[Things to do]
a - Please rewrite the paragraph of the court opinion that begins "The facts are not in dispute" as a short list that keeps its main facts.
b - Reproduce the portion of the court opinion starting with "Decision Date08 February" and going on through "Klein, Asst. Counsel.".

begin Text section

Richardson v. U.S. Customs Service

Decision Date08 February 1995
Docket NumberNo. 93-3022,93-3022
Citation47 F.3d 415
PartiesEdward RICHARDSON and Lorenzo Mosely, Petitioners, v. UNITED STATES CUSTOMS SERVICE, Respondent.
CourtU.S. Court of Appeals — Federal Circuit

Elaine Kaplan, Deputy Gen. Counsel, Nat. Treasury Employees Union, of Washington, DC, argued, for petitioners. With her on the brief were Gregory O'Duden, Gen. Counsel and David F. Klein, Asst. Counsel.

Steven J. Abelson, Attorney, Commercial Litigation Branch, Dept. of Justice, of Washington, DC, argued, for respondent. With him on the brief were Stuart E. Schiffer, Acting Asst. Atty. Gen., David M. Cohen, Director and Jeanne E. Davidson, Asst. Director. Of counsel was Terrence S. Hartman.

Before RICH, PLAGER, and LOURIE, Circuit Judges.

PLAGER, Circuit Judge.

This is an appeal of a decision of an arbitrator that federal employees, suspended on the basis of a criminal indictment, but subsequently acquitted and reinstated, are not entitled to reinstatement with pay for the period of the suspension. 1 We vacate the decision of the arbitrator and remand for further proceedings consistent with this opinion.

BACKGROUND

The facts are not in dispute. In 1990, petitioners Edward Richardson and Lorenzo Mosely, Customs Inspectors for the United States Customs Service (the Agency), shared an apartment in Miami. Apparently thinking a postman was an intruder, Richardson went to the door of the apartment with a gun. Both petitioners were later arrested and both were subsequently indicted under 18 U.S.C. Sec. 111 2 for assault on a federal officer. The Agency suspended them for an indefinite period without pay based upon the fact of their indictment. Both petitioners were tried before a jury and acquitted.

The Agency thereafter reinstated petitioners with pay, effective beginning with the date of their acquittal. The Agency denied their claim "to be re-instated with back pay, overtime and benefits which would have accrued from the time of the indefinite suspension." With the support of the National Treasury Employees Union, petitioners sought arbitration of their dispute with the Agency as provided under 5 U.S.C. Sec. 7121(e). Petitioners claimed reinstatement with pay for the entire period of their suspension.

The arbitrator recognized that there was an apparent split among the circuits over the question of whether an employee is entitled to reinstatement with pay under these circumstances. Reading the law of this circuit as against such relief, the arbitrator denied the grievance. Petitioners bring their grievance here. As the parties do not dispute the facts of this case, only a question of law is before us.

DISCUSSION
A. The Nature of the Dispute and the Arbitrator's
Jurisdiction

Petitioners' grievance is based on the theory that the suspension imposed by the Agency was invalid, and that they were entitled to full reinstatement with pay. Their point is that an indefinite suspension without pay based on the issuance of an indictment, is a "conditional" suspension. In order ultimately to be justified, say petitioners, the suspension must ripen into a termination action. Absent that, the suspension itself becomes unjustified and a violation of the employee's rights.

end Text section
begin Supplied data

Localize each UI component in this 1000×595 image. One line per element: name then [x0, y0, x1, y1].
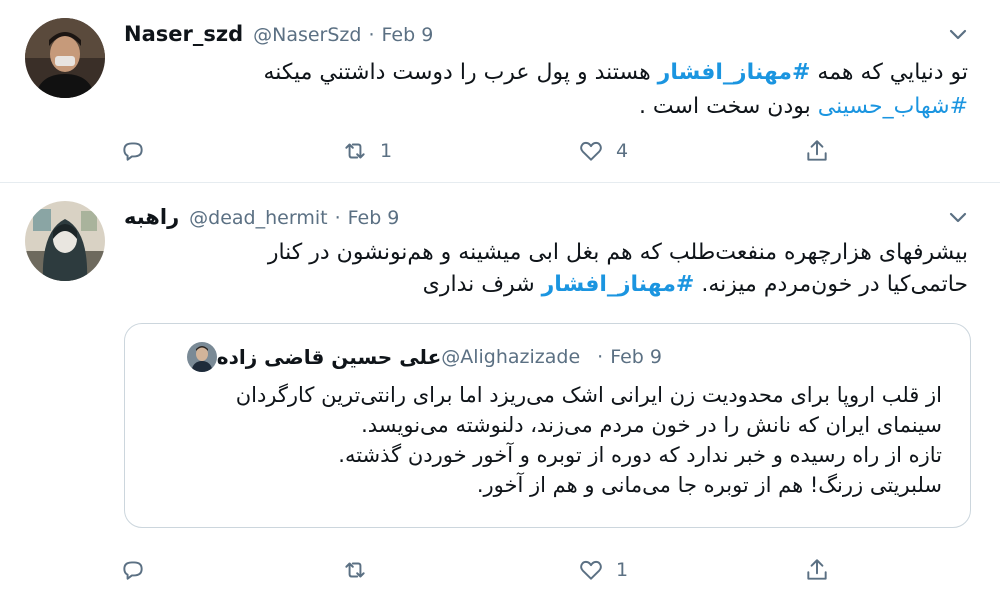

end Supplied data

[Exercise answers]
a -
- The facts are undisputed.
- In 1990, Edward Richardson and Lorenzo Mosely, Customs Inspectors for the United States Customs Service (the Agency), shared an apartment in Miami.
- Apparently mistaking a postman for an intruder, Richardson went to the apartment door with a gun.
- Both were later arrested and indicted under 18 U.S.C. Sec. 111 for assault on a federal officer.
- Because of the indictment, the Agency suspended them indefinitely without pay.
- Both were tried before a jury and acquitted.

b -
Decision Date08 February 1995
Docket NumberNo. 93-3022,93-3022
Citation47 F.3d 415
PartiesEdward RICHARDSON and Lorenzo Mosely, Petitioners, v. UNITED STATES CUSTOMS SERVICE, Respondent.
CourtU.S. Court of Appeals — Federal Circuit

Elaine Kaplan, Deputy Gen. Counsel, Nat. Treasury Employees Union, of Washington, DC, argued, for petitioners. With her on the brief were Gregory O'Duden, Gen. Counsel and David F. Klein, Asst. Counsel.